**Exercise 1:** From the records below, return everything from the line containing "symbol-legend: XRP /" down to the line containing "154, 824, 160]", both included, with each line copied unchanged.

* * * * * * * * *

As a reminder, churn is the act of buying and selling parts of a portfolio of investments, either stocks, business units, or some other form of asset.
While some level of churn is necessary to manage a portfolio, high levels of churn are concerning.
If a portfolio manager has a high churn rate, it may indicate a lack of conviction about their investments. It also means higher fees that are impacting investor returns.
The same can be said for executive management teams and their business decisions.
In our November 12 Investor Essentials Daily, we highlighted two companies which have gone through periods of high business portfolio churn.
General Electric (GE) and United Technologies (UTX) are both serial acquirers who have a history of selling the smaller, less productive segments of their businesses.
It’s hard to constantly pick winners, and it’s expensive to keep buying and selling assets. Neither of these companies has been particularly successful in recent years, leading to stagnant returns.
That said, short-term churn is not always a bad signal.
Some companies genuinely stand to benefit from a portfolio overhaul, and that’s just what happened to Illinois Tool Works (ITW).
Illinois Tool Works is a conglomerate in its own right with a focus on industrial components and equipment.
Over many years, the company grew its business into more than eight reportable segments, including Automotive OEM, Food Equipment, Construction Products, among others.
Some of these segments proved to be more profitable than others, and management recognized the need to reorganize the business.
Thus, beginning in 2011, Illinois Tool Works intentionally increased its portfolio churn in order to realign the business.
Over the next three years, the company sold out of its Decorative Surfaces business and reorganized its Power Systems & Electronics and Industrial Packaging units to focus more closely on its Welding business and Test & Measurement and Electronics unit.
This included the spinoff of its laminates and surfacing business in 2012 and a complete sale of the company’s Industrial Packaging segment in 2014.
In the short-term, the company’s as-reported profitability struggled as a result of the spike in portfolio churn, with ROA remaining below pre-recession levels through 2014.
Puzzlingly, over the same period, markets were rewarding the company. Illinois Tool Works slightly outperformed the market on a TSR basis.
Investors may have viewed this as an opportunity to short the company given its deteriorating fundamentals and market outperformance.
That said, once we look at the Uniform Accounting metrics, we can see that the market was more rational than you may realize.

* * * * * * * * *

**Exercise 2:**
Answer these from the passage on portfolio churn:
(a) Which two companies does it call serial acquirers?
(b) In what year did Illinois Tool Works begin intentionally increasing its portfolio churn?
(c) Which segment did Illinois Tool Works sell completely in 2014?

**Records for processing:**
* * * * * * * * *

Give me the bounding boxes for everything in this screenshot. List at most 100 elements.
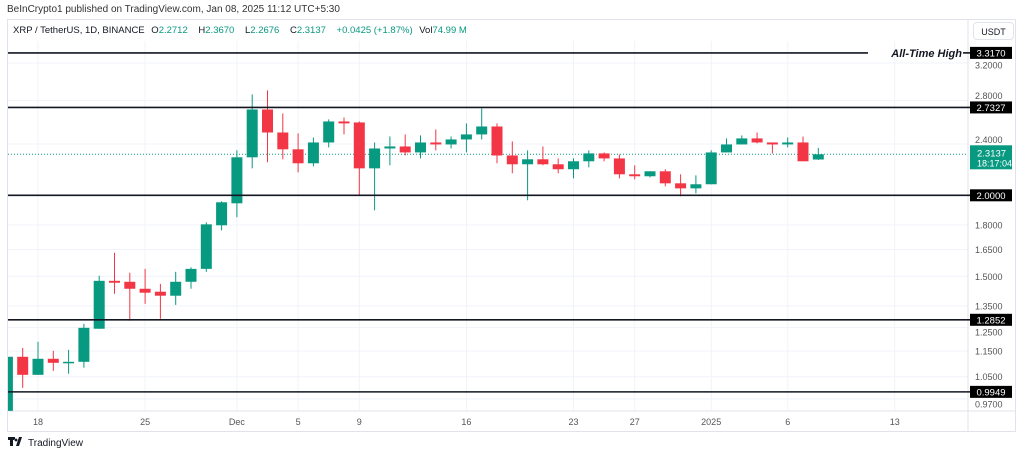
symbol-legend: XRP / TetherUS, 1D, BINANCE O2.2712 H2.3…	[13, 25, 475, 36]
x-tick-label: 5	[296, 417, 301, 427]
candle-down	[338, 121, 350, 124]
candle-up	[460, 134, 472, 140]
price-level-badge-text: 2.7327	[976, 103, 1005, 114]
low-value: 2.2676	[250, 25, 280, 36]
x-tick-label: 25	[140, 417, 150, 427]
low-label: L	[244, 25, 251, 36]
candle-up	[812, 154, 824, 160]
x-tick-label: 6	[785, 417, 790, 427]
candle-up	[231, 157, 243, 204]
x-tick-label: 13	[890, 417, 900, 427]
y-tick-label: 1.5000	[975, 272, 1003, 282]
candle-down	[124, 281, 136, 289]
candle-up	[307, 142, 319, 164]
candle-up	[216, 202, 228, 226]
price-level-badge-text: 3.3170	[976, 48, 1005, 59]
candle-down	[353, 122, 365, 169]
y-tick-label: 1.6500	[975, 245, 1003, 255]
footer-brand: TradingView	[8, 437, 83, 449]
last-price-value: 2.3137	[977, 148, 1006, 159]
candle-down	[766, 142, 778, 145]
x-tick-label: 27	[630, 417, 640, 427]
y-tick-label: 1.3500	[975, 301, 1003, 311]
y-tick-label: 2.4000	[975, 135, 1003, 145]
x-tick-label: 23	[568, 417, 578, 427]
publish-info: BeInCrypto1 published on TradingView.com…	[7, 4, 340, 15]
candle-down	[154, 291, 166, 296]
y-tick-label: 1.1500	[975, 347, 1003, 357]
candle-up	[185, 268, 197, 282]
brand-name: TradingView	[28, 437, 84, 449]
y-tick-label: 2.8000	[975, 91, 1003, 101]
price-level-badge-text: 2.0000	[976, 191, 1005, 202]
candle-down	[598, 153, 610, 159]
change-value: +0.0425 (+1.87%)	[336, 25, 413, 36]
x-tick-label: Dec	[229, 417, 246, 427]
candle-down	[399, 146, 411, 153]
candle-up	[782, 142, 794, 145]
candle-up	[78, 327, 90, 362]
x-tick-label: 16	[461, 417, 471, 427]
last-price-badge	[970, 145, 1012, 170]
candle-up	[8, 356, 13, 411]
candle-up	[63, 361, 75, 364]
y-tick-label: 1.0500	[975, 372, 1003, 382]
candle-down	[139, 288, 151, 293]
high-value: 2.3670	[205, 25, 235, 36]
candle-down	[675, 183, 687, 189]
candle-up	[705, 152, 717, 185]
candle-up	[644, 171, 656, 177]
tradingview-logo-icon	[8, 437, 25, 449]
candle-down	[552, 164, 564, 170]
candle-down	[109, 280, 120, 283]
candle-up	[736, 138, 748, 145]
candle-down	[292, 149, 304, 164]
candle-down	[277, 132, 289, 150]
candle-up	[32, 358, 44, 375]
price-level-badge-text: 0.9949	[976, 387, 1005, 398]
candle-up	[93, 280, 105, 329]
candle-down	[797, 142, 809, 162]
candle-up	[323, 121, 335, 143]
y-tick-label: 1.8000	[975, 220, 1003, 230]
symbol-info[interactable]: XRP / TetherUS, 1D, BINANCE	[13, 25, 145, 36]
candle-up	[246, 109, 258, 158]
candle-down	[17, 356, 29, 375]
candle-down	[613, 158, 625, 175]
candle-up	[445, 139, 457, 145]
candle-up	[721, 144, 732, 153]
candle-down	[506, 155, 518, 165]
candle-down	[262, 109, 273, 133]
candle-up	[476, 126, 488, 135]
candle-down	[430, 142, 442, 145]
price-level-badge	[970, 101, 1012, 114]
candle-down	[491, 126, 503, 156]
key-level-annotation: All-Time High	[890, 48, 962, 60]
candle-up	[568, 161, 579, 170]
y-tick-label: 1.2500	[975, 327, 1003, 337]
candle-up	[690, 184, 702, 189]
price-level-badge	[970, 46, 1012, 59]
candle-down	[47, 358, 59, 363]
price-level-badge	[970, 189, 1012, 202]
candle-up	[583, 153, 595, 162]
candles	[8, 90, 824, 411]
close-label: C	[289, 25, 297, 36]
price-level-badge-text: 1.2852	[976, 315, 1005, 326]
candle-down	[629, 174, 641, 177]
candle-down	[751, 138, 763, 143]
close-value: 2.3137	[296, 25, 326, 36]
volume-label: Vol	[419, 25, 433, 36]
candle-up	[415, 142, 426, 153]
x-tick-label: 2025	[701, 417, 721, 427]
candle-up	[522, 159, 534, 165]
y-tick-label: 3.2000	[975, 60, 1003, 70]
price-level-badge	[970, 313, 1012, 326]
volume-value: 74.99 M	[432, 25, 467, 36]
countdown-timer: 18:17:04	[977, 158, 1012, 168]
price-level-badge	[970, 385, 1012, 398]
open-label: O	[151, 25, 159, 36]
currency-button[interactable]: USDT	[973, 22, 1014, 40]
chart-frame	[7, 19, 1016, 432]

* * * * * * * * *

**Written solution 1:**
symbol-legend: XRP / TetherUS, 1D, BINANCE O2.2712 H2.3…	[13, 25, 475, 36]
x-tick-label: 5	[296, 417, 301, 427]
candle-down	[338, 121, 350, 124]
candle-up	[460, 134, 472, 140]
price-level-badge-text: 2.7327	[976, 103, 1005, 114]
low-value: 2.2676	[250, 25, 280, 36]
x-tick-label: 25	[140, 417, 150, 427]
low-label: L	[244, 25, 251, 36]
candle-up	[812, 154, 824, 160]

**Written solution 2:**
(a) General Electric (GE) and United Technologies (UTX)
(b) 2011
(c) Industrial Packaging